◆ **Given exercise**
Every line holding the string "носителях" should be gathered.

--- Start Information shown ---

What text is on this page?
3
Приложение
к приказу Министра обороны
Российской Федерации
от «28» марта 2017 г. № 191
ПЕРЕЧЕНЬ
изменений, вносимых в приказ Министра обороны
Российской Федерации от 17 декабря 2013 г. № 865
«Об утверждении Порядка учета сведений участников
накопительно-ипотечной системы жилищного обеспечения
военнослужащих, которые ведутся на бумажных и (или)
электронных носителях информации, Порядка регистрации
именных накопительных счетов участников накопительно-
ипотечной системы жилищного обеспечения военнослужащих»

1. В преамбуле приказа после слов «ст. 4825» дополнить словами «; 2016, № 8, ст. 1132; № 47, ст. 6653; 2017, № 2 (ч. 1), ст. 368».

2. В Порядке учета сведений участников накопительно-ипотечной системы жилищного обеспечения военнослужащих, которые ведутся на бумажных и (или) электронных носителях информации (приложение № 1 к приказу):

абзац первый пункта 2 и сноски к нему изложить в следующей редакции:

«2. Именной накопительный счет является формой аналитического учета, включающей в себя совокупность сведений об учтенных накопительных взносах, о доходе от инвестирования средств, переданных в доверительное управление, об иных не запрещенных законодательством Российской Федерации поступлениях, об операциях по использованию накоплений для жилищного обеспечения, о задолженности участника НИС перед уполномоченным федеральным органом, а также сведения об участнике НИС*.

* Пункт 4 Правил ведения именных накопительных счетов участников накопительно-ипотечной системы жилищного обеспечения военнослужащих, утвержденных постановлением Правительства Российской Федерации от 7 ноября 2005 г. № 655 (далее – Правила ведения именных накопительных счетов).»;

--- End Information shown ---

◆ **Solution to this problem**
электронных носителях информации, Порядка регистрации
2. В Порядке учета сведений участников накопительно-ипотечной системы жилищного обеспечения военнослужащих, которые ведутся на бумажных и (или) электронных носителях информации (приложение № 1 к приказу):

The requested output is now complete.